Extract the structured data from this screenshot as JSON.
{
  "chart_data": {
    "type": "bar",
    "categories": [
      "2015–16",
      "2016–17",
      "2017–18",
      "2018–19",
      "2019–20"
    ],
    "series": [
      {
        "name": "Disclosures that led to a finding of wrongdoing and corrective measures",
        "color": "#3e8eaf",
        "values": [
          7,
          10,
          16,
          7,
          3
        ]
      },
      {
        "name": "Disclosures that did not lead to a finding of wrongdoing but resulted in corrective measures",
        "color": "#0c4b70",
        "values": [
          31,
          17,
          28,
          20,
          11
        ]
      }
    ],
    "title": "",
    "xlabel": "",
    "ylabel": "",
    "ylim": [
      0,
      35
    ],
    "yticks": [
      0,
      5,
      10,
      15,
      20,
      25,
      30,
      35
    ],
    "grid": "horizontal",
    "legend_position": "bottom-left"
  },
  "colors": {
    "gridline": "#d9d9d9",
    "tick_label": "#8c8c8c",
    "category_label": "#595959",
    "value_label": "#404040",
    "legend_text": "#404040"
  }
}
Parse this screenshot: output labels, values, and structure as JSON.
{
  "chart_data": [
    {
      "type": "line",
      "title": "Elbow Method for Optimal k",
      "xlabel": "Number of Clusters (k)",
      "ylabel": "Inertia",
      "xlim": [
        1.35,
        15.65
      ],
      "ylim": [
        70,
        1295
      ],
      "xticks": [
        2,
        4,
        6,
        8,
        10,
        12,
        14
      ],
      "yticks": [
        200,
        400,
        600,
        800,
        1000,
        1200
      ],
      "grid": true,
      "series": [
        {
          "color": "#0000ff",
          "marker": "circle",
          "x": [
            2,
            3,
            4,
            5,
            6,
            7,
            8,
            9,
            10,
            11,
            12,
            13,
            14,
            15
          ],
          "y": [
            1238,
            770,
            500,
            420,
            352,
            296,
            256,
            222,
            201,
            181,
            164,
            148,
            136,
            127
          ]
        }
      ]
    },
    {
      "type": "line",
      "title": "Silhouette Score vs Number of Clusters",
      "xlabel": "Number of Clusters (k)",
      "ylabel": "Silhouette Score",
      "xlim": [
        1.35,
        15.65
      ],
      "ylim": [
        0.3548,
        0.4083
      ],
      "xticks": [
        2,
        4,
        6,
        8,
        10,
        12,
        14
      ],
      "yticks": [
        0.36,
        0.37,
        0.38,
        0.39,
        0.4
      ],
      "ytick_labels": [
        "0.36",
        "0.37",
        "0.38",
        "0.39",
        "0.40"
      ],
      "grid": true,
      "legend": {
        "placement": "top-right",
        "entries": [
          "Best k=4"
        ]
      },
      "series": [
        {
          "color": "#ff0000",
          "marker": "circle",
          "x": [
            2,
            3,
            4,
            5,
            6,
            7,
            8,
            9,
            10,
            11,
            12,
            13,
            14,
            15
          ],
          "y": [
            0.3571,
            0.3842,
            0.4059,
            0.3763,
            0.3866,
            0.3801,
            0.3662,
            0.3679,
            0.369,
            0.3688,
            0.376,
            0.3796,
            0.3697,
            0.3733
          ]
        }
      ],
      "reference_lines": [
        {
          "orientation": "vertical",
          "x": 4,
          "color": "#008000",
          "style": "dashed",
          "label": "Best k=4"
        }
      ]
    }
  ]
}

▸ Aim of the task:
Give a word-for-word copy of the records.

▸ Output of the exercise:
Extract the structured data from this screenshot as JSON.
{
  "chart_data": {
    "type": "bar",
    "categories": [
      "2015–16",
      "2016–17",
      "2017–18",
      "2018–19",
      "2019–20"
    ],
    "series": [
      {
        "name": "Disclosures that led to a finding of wrongdoing and corrective measures",
        "color": "#3e8eaf",
        "values": [
          7,
          10,
          16,
          7,
          3
        ]
      },
      {
        "name": "Disclosures that did not lead to a finding of wrongdoing but resulted in corrective measures",
        "color": "#0c4b70",
        "values": [
          31,
          17,
          28,
          20,
          11
        ]
      }
    ],
    "title": "",
    "xlabel": "",
    "ylabel": "",
    "ylim": [
      0,
      35
    ],
    "yticks": [
      0,
      5,
      10,
      15,
      20,
      25,
      30,
      35
    ],
    "grid": "horizontal",
    "legend_position": "bottom-left"
  },
  "colors": {
    "gridline": "#d9d9d9",
    "tick_label": "#8c8c8c",
    "category_label": "#595959",
    "value_label": "#404040",
    "legend_text": "#404040"
  }
}
Parse this screenshot: output labels, values, and structure as JSON.
{
  "chart_data": [
    {
      "type": "line",
      "title": "Elbow Method for Optimal k",
      "xlabel": "Number of Clusters (k)",
      "ylabel": "Inertia",
      "xlim": [
        1.35,
        15.65
      ],
      "ylim": [
        70,
        1295
      ],
      "xticks": [
        2,
        4,
        6,
        8,
        10,
        12,
        14
      ],
      "yticks": [
        200,
        400,
        600,
        800,
        1000,
        1200
      ],
      "grid": true,
      "series": [
        {
          "color": "#0000ff",
          "marker": "circle",
          "x": [
            2,
            3,
            4,
            5,
            6,
            7,
            8,
            9,
            10,
            11,
            12,
            13,
            14,
            15
          ],
          "y": [
            1238,
            770,
            500,
            420,
            352,
            296,
            256,
            222,
            201,
            181,
            164,
            148,
            136,
            127
          ]
        }
      ]
    },
    {
      "type": "line",
      "title": "Silhouette Score vs Number of Clusters",
      "xlabel": "Number of Clusters (k)",
      "ylabel": "Silhouette Score",
      "xlim": [
        1.35,
        15.65
      ],
      "ylim": [
        0.3548,
        0.4083
      ],
      "xticks": [
        2,
        4,
        6,
        8,
        10,
        12,
        14
      ],
      "yticks": [
        0.36,
        0.37,
        0.38,
        0.39,
        0.4
      ],
      "ytick_labels": [
        "0.36",
        "0.37",
        "0.38",
        "0.39",
        "0.40"
      ],
      "grid": true,
      "legend": {
        "placement": "top-right",
        "entries": [
          "Best k=4"
        ]
      },
      "series": [
        {
          "color": "#ff0000",
          "marker": "circle",
          "x": [
            2,
            3,
            4,
            5,
            6,
            7,
            8,
            9,
            10,
            11,
            12,
            13,
            14,
            15
          ],
          "y": [
            0.3571,
            0.3842,
            0.4059,
            0.3763,
            0.3866,
            0.3801,
            0.3662,
            0.3679,
            0.369,
            0.3688,
            0.376,
            0.3796,
            0.3697,
            0.3733
          ]
        }
      ],
      "reference_lines": [
        {
          "orientation": "vertical",
          "x": 4,
          "color": "#008000",
          "style": "dashed",
          "label": "Best k=4"
        }
      ]
    }
  ]
}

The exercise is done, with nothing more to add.